• Exercise requirements: Which lines in the material below contain the word "Grete"? Copy each of them.

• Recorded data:
---
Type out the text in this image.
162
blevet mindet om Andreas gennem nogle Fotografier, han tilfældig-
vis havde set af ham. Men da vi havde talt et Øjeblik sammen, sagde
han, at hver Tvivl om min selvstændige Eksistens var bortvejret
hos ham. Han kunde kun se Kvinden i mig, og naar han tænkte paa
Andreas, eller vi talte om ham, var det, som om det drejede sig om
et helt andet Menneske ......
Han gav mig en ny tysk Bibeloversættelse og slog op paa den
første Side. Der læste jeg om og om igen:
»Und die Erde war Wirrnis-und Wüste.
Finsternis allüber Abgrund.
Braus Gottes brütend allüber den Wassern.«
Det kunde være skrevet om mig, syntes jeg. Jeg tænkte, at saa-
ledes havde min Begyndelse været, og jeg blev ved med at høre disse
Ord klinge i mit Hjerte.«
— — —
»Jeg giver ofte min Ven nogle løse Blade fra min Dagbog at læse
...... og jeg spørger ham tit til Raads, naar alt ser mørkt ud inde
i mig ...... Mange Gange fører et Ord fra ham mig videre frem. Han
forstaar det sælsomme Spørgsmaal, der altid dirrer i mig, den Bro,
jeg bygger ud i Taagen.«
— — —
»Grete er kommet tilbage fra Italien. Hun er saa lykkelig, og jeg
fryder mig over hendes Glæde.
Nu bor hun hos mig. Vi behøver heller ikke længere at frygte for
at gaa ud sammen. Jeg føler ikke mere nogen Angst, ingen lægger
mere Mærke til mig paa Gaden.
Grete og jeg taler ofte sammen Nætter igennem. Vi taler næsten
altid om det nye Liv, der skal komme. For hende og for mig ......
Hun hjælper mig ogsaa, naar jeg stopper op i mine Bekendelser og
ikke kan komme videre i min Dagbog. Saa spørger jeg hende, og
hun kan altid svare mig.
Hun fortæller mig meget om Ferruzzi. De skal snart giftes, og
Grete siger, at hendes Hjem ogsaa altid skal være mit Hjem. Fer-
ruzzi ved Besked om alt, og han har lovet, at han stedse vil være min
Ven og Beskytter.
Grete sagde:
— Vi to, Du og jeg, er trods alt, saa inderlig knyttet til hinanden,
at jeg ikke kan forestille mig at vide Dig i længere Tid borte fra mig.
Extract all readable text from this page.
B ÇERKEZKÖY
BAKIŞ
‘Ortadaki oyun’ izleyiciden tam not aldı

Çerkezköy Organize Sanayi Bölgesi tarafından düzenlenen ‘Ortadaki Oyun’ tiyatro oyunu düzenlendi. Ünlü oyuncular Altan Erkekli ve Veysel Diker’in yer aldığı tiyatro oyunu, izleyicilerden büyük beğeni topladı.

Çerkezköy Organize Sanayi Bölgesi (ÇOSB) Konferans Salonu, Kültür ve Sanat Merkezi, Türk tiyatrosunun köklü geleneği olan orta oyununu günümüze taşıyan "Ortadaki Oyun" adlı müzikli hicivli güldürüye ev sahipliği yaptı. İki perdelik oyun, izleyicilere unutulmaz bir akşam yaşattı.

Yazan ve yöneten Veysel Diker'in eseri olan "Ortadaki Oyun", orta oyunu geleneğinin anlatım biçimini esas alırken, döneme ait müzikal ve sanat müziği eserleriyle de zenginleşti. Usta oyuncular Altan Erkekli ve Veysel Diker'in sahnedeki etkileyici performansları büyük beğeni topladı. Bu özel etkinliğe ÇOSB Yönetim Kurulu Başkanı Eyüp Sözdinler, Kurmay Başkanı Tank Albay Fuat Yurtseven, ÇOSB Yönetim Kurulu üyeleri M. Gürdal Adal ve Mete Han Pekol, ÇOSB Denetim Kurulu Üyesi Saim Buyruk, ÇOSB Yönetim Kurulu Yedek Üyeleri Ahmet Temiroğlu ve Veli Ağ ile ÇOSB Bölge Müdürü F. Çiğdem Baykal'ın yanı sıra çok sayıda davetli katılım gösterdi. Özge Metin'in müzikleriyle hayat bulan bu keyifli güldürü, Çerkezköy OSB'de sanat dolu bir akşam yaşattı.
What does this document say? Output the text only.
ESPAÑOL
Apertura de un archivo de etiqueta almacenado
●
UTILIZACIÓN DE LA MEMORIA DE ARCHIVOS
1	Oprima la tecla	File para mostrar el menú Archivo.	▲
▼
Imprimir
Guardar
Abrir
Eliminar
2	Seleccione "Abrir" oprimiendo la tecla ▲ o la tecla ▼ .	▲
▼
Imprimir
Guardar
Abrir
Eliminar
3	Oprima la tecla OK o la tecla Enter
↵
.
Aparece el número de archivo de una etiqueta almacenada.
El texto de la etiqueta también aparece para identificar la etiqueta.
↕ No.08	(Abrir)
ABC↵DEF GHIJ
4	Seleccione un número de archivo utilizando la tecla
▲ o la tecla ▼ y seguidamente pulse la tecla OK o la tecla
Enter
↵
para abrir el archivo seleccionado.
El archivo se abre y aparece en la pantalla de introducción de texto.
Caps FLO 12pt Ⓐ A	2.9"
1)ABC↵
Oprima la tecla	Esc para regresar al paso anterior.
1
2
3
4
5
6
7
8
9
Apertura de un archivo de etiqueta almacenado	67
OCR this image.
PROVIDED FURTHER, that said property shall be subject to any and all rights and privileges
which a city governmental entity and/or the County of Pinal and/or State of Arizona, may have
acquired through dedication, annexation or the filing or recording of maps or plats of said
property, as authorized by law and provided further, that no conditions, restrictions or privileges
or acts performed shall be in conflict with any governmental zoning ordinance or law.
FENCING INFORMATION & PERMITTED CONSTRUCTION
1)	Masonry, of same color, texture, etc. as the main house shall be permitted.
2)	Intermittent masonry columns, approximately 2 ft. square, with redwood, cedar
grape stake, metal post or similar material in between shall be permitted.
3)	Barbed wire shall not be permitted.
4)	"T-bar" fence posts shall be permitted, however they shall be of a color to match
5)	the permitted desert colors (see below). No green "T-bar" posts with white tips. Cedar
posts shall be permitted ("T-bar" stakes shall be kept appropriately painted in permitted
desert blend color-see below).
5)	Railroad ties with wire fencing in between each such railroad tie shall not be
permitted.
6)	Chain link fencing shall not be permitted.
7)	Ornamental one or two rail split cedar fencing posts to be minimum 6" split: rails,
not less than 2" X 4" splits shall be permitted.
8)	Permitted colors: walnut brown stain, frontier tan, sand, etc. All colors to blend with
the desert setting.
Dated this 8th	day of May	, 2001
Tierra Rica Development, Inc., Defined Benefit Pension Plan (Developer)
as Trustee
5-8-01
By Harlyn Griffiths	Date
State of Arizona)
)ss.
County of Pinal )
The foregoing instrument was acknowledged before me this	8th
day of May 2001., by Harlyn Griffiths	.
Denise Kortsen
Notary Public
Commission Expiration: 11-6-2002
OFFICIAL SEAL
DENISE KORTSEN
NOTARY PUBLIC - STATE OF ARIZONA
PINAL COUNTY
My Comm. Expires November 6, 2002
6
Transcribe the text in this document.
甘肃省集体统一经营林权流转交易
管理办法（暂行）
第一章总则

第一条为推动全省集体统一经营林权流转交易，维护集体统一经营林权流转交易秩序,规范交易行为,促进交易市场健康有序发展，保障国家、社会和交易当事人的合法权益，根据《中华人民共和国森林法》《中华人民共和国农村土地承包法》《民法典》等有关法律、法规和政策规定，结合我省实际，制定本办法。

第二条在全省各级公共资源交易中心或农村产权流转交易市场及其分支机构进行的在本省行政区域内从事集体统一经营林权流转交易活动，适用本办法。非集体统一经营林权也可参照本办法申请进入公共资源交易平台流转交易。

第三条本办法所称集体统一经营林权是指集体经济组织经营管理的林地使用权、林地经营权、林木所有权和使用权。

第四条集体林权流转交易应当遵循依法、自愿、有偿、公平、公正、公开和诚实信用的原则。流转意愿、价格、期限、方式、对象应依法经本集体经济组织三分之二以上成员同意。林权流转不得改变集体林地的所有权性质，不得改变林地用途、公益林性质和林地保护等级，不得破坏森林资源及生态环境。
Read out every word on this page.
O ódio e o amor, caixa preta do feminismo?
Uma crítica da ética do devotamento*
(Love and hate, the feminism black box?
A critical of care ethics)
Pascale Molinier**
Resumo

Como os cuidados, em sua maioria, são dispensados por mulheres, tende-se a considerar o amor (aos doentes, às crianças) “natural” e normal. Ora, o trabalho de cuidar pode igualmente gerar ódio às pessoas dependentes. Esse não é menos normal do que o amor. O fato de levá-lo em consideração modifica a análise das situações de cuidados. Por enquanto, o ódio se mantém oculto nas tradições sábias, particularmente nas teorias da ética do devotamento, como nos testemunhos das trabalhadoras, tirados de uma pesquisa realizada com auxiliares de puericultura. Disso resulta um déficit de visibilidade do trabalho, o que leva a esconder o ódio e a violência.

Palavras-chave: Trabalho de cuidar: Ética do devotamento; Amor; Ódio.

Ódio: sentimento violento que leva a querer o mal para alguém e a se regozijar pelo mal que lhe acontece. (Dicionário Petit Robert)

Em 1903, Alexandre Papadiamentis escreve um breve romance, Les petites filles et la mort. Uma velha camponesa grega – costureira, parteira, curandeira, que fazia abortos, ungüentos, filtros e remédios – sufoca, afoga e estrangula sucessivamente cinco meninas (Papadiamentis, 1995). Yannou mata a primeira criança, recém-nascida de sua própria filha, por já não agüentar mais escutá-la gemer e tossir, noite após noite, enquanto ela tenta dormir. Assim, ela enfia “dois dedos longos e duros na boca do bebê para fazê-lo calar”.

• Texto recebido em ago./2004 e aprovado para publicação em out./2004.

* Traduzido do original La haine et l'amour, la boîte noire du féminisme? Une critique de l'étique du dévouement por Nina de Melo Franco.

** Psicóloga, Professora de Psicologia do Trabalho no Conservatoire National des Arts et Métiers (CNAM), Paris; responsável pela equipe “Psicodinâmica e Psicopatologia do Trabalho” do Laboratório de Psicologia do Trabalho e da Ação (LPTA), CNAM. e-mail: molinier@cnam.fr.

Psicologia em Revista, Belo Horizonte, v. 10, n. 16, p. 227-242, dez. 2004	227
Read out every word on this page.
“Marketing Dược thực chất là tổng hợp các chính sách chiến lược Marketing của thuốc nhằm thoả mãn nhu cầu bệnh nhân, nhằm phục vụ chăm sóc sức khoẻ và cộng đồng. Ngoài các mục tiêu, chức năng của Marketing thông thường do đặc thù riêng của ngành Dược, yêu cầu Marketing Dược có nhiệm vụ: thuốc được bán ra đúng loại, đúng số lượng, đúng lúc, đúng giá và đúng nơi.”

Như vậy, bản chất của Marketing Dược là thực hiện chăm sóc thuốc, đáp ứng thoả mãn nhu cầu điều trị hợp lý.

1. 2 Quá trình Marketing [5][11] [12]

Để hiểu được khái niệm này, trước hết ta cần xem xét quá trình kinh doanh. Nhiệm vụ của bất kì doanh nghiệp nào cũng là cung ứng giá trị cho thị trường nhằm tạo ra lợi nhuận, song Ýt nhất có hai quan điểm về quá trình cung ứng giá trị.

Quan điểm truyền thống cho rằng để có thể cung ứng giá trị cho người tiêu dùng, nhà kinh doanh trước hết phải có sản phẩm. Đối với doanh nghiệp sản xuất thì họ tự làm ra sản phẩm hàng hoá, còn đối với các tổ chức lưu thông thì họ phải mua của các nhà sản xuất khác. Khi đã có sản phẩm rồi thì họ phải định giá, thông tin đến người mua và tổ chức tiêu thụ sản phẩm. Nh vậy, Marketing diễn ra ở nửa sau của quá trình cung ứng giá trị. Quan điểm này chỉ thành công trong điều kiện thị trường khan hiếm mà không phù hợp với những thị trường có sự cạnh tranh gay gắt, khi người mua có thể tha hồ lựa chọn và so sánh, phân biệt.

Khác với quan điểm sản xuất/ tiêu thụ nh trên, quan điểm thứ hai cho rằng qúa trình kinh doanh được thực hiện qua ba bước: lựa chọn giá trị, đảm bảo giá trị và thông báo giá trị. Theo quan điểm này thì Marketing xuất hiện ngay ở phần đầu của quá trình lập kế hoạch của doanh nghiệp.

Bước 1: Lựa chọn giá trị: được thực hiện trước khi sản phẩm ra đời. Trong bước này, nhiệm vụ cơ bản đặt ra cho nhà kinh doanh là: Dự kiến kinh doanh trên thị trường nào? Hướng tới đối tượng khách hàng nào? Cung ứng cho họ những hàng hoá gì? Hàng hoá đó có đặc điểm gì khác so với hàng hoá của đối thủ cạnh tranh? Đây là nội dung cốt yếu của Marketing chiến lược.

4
---
• Response to this task:
»Grete er kommet tilbage fra Italien. Hun er saa lykkelig, og jeg
Grete og jeg taler ofte sammen Nætter igennem. Vi taler næsten
Grete siger, at hendes Hjem ogsaa altid skal være mit Hjem. Fer-
Grete sagde:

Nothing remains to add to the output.